__Written instruction__.
Select every line holding the word "this" and copy it.

__The records__.
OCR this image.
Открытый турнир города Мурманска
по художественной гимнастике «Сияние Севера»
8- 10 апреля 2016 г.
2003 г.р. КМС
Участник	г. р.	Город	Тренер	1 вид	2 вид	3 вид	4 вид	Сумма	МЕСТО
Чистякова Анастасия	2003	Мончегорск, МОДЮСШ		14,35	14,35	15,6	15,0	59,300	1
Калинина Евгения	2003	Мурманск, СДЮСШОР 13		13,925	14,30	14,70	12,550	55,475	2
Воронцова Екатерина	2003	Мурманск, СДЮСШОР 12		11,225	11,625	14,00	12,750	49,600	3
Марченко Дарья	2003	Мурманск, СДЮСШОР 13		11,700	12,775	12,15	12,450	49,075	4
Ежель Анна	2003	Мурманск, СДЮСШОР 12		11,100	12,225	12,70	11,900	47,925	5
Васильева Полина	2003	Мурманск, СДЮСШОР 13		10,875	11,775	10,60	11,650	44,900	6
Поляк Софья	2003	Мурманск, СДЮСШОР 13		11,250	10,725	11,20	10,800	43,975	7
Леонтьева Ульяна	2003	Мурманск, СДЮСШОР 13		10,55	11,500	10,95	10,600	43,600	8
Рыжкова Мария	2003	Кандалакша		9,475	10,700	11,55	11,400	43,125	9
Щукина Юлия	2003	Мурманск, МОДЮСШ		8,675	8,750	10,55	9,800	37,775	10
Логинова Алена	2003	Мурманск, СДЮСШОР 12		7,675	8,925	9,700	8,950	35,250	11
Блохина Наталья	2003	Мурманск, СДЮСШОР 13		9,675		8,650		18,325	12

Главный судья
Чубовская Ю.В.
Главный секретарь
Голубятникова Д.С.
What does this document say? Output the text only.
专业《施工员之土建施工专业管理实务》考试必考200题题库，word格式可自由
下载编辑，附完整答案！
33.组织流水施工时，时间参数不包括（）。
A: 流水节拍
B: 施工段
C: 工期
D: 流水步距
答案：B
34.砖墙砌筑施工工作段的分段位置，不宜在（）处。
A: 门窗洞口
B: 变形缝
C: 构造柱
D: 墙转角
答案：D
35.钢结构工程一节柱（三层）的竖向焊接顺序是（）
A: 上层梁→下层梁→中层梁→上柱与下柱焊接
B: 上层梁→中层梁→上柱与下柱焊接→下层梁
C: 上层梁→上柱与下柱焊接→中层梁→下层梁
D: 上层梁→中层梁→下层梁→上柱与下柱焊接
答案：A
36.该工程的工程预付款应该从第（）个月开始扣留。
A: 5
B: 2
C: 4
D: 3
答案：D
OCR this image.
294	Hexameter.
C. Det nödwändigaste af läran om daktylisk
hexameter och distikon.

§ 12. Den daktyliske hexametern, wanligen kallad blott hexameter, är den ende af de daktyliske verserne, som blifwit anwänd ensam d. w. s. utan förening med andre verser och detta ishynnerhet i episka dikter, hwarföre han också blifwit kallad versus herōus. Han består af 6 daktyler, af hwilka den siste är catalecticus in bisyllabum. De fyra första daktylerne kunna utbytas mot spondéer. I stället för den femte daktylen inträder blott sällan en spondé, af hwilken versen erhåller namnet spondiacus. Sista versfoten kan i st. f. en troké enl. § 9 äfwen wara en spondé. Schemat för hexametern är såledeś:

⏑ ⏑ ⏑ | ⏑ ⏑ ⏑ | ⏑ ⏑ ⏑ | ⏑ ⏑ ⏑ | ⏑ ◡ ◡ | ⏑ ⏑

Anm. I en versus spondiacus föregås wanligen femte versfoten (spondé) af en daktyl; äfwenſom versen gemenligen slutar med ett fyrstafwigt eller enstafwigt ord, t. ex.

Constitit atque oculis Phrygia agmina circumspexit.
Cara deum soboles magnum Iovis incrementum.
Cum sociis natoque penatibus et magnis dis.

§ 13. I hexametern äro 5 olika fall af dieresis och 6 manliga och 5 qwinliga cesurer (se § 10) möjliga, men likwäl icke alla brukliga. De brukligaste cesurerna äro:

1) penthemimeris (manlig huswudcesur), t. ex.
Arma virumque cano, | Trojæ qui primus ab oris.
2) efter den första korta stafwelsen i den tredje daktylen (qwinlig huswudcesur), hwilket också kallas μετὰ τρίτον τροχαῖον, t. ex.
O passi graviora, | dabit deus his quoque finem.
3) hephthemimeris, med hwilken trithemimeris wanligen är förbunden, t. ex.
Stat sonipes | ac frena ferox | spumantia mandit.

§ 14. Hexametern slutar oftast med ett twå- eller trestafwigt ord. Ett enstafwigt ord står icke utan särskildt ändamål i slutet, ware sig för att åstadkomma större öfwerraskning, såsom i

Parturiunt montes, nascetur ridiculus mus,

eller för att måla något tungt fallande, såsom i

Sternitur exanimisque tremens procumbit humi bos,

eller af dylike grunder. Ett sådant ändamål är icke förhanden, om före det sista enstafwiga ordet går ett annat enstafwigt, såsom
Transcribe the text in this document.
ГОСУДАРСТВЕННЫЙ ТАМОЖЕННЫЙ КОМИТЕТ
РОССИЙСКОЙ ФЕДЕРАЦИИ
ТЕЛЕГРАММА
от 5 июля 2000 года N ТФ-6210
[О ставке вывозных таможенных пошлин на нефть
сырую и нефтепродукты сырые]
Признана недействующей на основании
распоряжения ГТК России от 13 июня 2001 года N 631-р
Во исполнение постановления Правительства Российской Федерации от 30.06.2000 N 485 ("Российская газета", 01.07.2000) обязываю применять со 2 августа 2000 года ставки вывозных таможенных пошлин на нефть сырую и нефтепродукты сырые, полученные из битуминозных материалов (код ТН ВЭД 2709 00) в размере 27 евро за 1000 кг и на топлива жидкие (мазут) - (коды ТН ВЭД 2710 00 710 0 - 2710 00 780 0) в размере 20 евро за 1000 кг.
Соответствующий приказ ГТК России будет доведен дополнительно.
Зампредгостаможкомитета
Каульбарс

__Exercise response__.
OCR this image.
What does this document say? Output the text only.
OCR this image.
Transcribe the text in this document.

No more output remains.